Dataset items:
>> Start

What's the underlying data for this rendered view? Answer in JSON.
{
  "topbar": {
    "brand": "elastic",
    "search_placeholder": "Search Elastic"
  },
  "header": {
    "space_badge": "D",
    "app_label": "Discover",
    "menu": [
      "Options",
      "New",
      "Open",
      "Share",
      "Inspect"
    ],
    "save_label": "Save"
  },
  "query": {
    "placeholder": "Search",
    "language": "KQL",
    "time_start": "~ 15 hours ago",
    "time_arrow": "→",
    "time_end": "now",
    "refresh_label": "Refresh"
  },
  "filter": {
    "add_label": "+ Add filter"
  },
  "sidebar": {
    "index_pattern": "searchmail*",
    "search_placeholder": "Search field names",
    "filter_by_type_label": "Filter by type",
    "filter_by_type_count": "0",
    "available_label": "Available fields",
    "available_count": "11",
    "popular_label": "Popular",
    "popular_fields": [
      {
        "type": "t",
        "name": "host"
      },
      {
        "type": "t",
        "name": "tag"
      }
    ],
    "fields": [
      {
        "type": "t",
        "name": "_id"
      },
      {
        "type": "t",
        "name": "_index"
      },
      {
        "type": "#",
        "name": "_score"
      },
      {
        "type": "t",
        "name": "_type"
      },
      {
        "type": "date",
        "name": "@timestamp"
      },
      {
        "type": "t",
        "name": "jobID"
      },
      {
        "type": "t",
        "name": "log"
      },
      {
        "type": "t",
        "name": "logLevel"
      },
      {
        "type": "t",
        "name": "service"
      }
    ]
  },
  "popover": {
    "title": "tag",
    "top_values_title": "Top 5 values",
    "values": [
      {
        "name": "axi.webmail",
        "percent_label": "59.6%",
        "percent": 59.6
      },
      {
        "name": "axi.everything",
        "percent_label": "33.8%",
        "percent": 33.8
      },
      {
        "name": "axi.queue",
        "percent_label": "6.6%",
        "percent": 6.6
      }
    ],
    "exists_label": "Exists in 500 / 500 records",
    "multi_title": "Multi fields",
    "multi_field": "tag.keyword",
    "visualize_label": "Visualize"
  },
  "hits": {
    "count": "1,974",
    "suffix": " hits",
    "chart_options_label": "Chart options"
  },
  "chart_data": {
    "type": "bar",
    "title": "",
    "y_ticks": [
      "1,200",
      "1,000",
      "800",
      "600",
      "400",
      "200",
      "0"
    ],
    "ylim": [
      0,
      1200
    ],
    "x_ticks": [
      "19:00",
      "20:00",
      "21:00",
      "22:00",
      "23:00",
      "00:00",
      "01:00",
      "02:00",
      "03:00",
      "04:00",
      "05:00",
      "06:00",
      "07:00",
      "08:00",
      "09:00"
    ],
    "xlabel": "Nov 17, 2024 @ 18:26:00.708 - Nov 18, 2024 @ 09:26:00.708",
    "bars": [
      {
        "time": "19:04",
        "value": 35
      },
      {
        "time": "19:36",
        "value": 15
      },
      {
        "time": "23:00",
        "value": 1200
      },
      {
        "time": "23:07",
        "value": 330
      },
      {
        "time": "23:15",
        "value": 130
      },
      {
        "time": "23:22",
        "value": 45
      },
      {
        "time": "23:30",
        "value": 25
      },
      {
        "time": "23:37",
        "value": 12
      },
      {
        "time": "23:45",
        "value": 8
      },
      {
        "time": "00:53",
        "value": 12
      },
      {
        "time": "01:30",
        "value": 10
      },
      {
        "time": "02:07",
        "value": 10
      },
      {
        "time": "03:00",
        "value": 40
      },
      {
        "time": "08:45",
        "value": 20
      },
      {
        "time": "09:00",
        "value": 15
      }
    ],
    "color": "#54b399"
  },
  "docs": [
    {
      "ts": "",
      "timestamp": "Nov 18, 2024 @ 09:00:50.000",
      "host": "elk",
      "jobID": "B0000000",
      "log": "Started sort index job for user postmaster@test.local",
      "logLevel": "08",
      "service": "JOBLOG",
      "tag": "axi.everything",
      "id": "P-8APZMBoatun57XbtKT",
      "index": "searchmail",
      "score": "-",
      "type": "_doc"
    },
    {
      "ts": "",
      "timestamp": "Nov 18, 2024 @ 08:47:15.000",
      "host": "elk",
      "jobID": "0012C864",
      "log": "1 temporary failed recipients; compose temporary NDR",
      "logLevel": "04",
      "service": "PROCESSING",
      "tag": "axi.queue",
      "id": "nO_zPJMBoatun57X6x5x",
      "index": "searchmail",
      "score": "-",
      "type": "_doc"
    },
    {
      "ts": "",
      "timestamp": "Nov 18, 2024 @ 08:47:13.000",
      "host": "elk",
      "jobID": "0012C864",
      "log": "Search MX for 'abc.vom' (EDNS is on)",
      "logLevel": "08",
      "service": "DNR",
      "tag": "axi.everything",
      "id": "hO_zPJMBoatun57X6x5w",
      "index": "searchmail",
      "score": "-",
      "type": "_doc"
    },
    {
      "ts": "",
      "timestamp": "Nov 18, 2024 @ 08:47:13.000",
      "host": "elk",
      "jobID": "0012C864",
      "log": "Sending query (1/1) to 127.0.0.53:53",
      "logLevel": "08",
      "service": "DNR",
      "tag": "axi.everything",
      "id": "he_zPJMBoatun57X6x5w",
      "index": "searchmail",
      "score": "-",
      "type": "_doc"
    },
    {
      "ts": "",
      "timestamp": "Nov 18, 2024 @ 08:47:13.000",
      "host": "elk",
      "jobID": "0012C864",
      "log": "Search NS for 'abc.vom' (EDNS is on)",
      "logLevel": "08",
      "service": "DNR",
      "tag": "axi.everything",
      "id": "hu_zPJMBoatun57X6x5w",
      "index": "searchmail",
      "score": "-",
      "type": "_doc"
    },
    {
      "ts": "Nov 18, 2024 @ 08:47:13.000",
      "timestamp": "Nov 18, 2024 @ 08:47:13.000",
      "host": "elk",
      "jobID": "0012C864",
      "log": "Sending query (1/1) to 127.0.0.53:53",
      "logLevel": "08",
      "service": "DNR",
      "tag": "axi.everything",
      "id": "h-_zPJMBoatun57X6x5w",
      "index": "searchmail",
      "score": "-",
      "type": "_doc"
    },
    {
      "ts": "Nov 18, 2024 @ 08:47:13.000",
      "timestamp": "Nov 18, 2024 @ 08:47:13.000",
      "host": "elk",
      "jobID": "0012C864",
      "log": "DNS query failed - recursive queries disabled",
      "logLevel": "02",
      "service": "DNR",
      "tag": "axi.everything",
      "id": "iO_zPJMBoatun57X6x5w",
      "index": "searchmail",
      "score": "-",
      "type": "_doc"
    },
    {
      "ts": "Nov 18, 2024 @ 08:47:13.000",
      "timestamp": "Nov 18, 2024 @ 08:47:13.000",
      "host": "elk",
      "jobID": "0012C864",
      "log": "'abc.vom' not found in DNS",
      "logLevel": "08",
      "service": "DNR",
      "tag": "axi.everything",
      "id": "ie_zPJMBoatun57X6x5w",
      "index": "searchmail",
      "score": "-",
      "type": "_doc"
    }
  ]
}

>> End

Work instructions: Quote every entry exactly.

Task response:
What's the underlying data for this rendered view? Answer in JSON.
{
  "topbar": {
    "brand": "elastic",
    "search_placeholder": "Search Elastic"
  },
  "header": {
    "space_badge": "D",
    "app_label": "Discover",
    "menu": [
      "Options",
      "New",
      "Open",
      "Share",
      "Inspect"
    ],
    "save_label": "Save"
  },
  "query": {
    "placeholder": "Search",
    "language": "KQL",
    "time_start": "~ 15 hours ago",
    "time_arrow": "→",
    "time_end": "now",
    "refresh_label": "Refresh"
  },
  "filter": {
    "add_label": "+ Add filter"
  },
  "sidebar": {
    "index_pattern": "searchmail*",
    "search_placeholder": "Search field names",
    "filter_by_type_label": "Filter by type",
    "filter_by_type_count": "0",
    "available_label": "Available fields",
    "available_count": "11",
    "popular_label": "Popular",
    "popular_fields": [
      {
        "type": "t",
        "name": "host"
      },
      {
        "type": "t",
        "name": "tag"
      }
    ],
    "fields": [
      {
        "type": "t",
        "name": "_id"
      },
      {
        "type": "t",
        "name": "_index"
      },
      {
        "type": "#",
        "name": "_score"
      },
      {
        "type": "t",
        "name": "_type"
      },
      {
        "type": "date",
        "name": "@timestamp"
      },
      {
        "type": "t",
        "name": "jobID"
      },
      {
        "type": "t",
        "name": "log"
      },
      {
        "type": "t",
        "name": "logLevel"
      },
      {
        "type": "t",
        "name": "service"
      }
    ]
  },
  "popover": {
    "title": "tag",
    "top_values_title": "Top 5 values",
    "values": [
      {
        "name": "axi.webmail",
        "percent_label": "59.6%",
        "percent": 59.6
      },
      {
        "name": "axi.everything",
        "percent_label": "33.8%",
        "percent": 33.8
      },
      {
        "name": "axi.queue",
        "percent_label": "6.6%",
        "percent": 6.6
      }
    ],
    "exists_label": "Exists in 500 / 500 records",
    "multi_title": "Multi fields",
    "multi_field": "tag.keyword",
    "visualize_label": "Visualize"
  },
  "hits": {
    "count": "1,974",
    "suffix": " hits",
    "chart_options_label": "Chart options"
  },
  "chart_data": {
    "type": "bar",
    "title": "",
    "y_ticks": [
      "1,200",
      "1,000",
      "800",
      "600",
      "400",
      "200",
      "0"
    ],
    "ylim": [
      0,
      1200
    ],
    "x_ticks": [
      "19:00",
      "20:00",
      "21:00",
      "22:00",
      "23:00",
      "00:00",
      "01:00",
      "02:00",
      "03:00",
      "04:00",
      "05:00",
      "06:00",
      "07:00",
      "08:00",
      "09:00"
    ],
    "xlabel": "Nov 17, 2024 @ 18:26:00.708 - Nov 18, 2024 @ 09:26:00.708",
    "bars": [
      {
        "time": "19:04",
        "value": 35
      },
      {
        "time": "19:36",
        "value": 15
      },
      {
        "time": "23:00",
        "value": 1200
      },
      {
        "time": "23:07",
        "value": 330
      },
      {
        "time": "23:15",
        "value": 130
      },
      {
        "time": "23:22",
        "value": 45
      },
      {
        "time": "23:30",
        "value": 25
      },
      {
        "time": "23:37",
        "value": 12
      },
      {
        "time": "23:45",
        "value": 8
      },
      {
        "time": "00:53",
        "value": 12
      },
      {
        "time": "01:30",
        "value": 10
      },
      {
        "time": "02:07",
        "value": 10
      },
      {
        "time": "03:00",
        "value": 40
      },
      {
        "time": "08:45",
        "value": 20
      },
      {
        "time": "09:00",
        "value": 15
      }
    ],
    "color": "#54b399"
  },
  "docs": [
    {
      "ts": "",
      "timestamp": "Nov 18, 2024 @ 09:00:50.000",
      "host": "elk",
      "jobID": "B0000000",
      "log": "Started sort index job for user postmaster@test.local",
      "logLevel": "08",
      "service": "JOBLOG",
      "tag": "axi.everything",
      "id": "P-8APZMBoatun57XbtKT",
      "index": "searchmail",
      "score": "-",
      "type": "_doc"
    },
    {
      "ts": "",
      "timestamp": "Nov 18, 2024 @ 08:47:15.000",
      "host": "elk",
      "jobID": "0012C864",
      "log": "1 temporary failed recipients; compose temporary NDR",
      "logLevel": "04",
      "service": "PROCESSING",
      "tag": "axi.queue",
      "id": "nO_zPJMBoatun57X6x5x",
      "index": "searchmail",
      "score": "-",
      "type": "_doc"
    },
    {
      "ts": "",
      "timestamp": "Nov 18, 2024 @ 08:47:13.000",
      "host": "elk",
      "jobID": "0012C864",
      "log": "Search MX for 'abc.vom' (EDNS is on)",
      "logLevel": "08",
      "service": "DNR",
      "tag": "axi.everything",
      "id": "hO_zPJMBoatun57X6x5w",
      "index": "searchmail",
      "score": "-",
      "type": "_doc"
    },
    {
      "ts": "",
      "timestamp": "Nov 18, 2024 @ 08:47:13.000",
      "host": "elk",
      "jobID": "0012C864",
      "log": "Sending query (1/1) to 127.0.0.53:53",
      "logLevel": "08",
      "service": "DNR",
      "tag": "axi.everything",
      "id": "he_zPJMBoatun57X6x5w",
      "index": "searchmail",
      "score": "-",
      "type": "_doc"
    },
    {
      "ts": "",
      "timestamp": "Nov 18, 2024 @ 08:47:13.000",
      "host": "elk",
      "jobID": "0012C864",
      "log": "Search NS for 'abc.vom' (EDNS is on)",
      "logLevel": "08",
      "service": "DNR",
      "tag": "axi.everything",
      "id": "hu_zPJMBoatun57X6x5w",
      "index": "searchmail",
      "score": "-",
      "type": "_doc"
    },
    {
      "ts": "Nov 18, 2024 @ 08:47:13.000",
      "timestamp": "Nov 18, 2024 @ 08:47:13.000",
      "host": "elk",
      "jobID": "0012C864",
      "log": "Sending query (1/1) to 127.0.0.53:53",
      "logLevel": "08",
      "service": "DNR",
      "tag": "axi.everything",
      "id": "h-_zPJMBoatun57X6x5w",
      "index": "searchmail",
      "score": "-",
      "type": "_doc"
    },
    {
      "ts": "Nov 18, 2024 @ 08:47:13.000",
      "timestamp": "Nov 18, 2024 @ 08:47:13.000",
      "host": "elk",
      "jobID": "0012C864",
      "log": "DNS query failed - recursive queries disabled",
      "logLevel": "02",
      "service": "DNR",
      "tag": "axi.everything",
      "id": "iO_zPJMBoatun57X6x5w",
      "index": "searchmail",
      "score": "-",
      "type": "_doc"
    },
    {
      "ts": "Nov 18, 2024 @ 08:47:13.000",
      "timestamp": "Nov 18, 2024 @ 08:47:13.000",
      "host": "elk",
      "jobID": "0012C864",
      "log": "'abc.vom' not found in DNS",
      "logLevel": "08",
      "service": "DNR",
      "tag": "axi.everything",
      "id": "ie_zPJMBoatun57X6x5w",
      "index": "searchmail",
      "score": "-",
      "type": "_doc"
    }
  ]
}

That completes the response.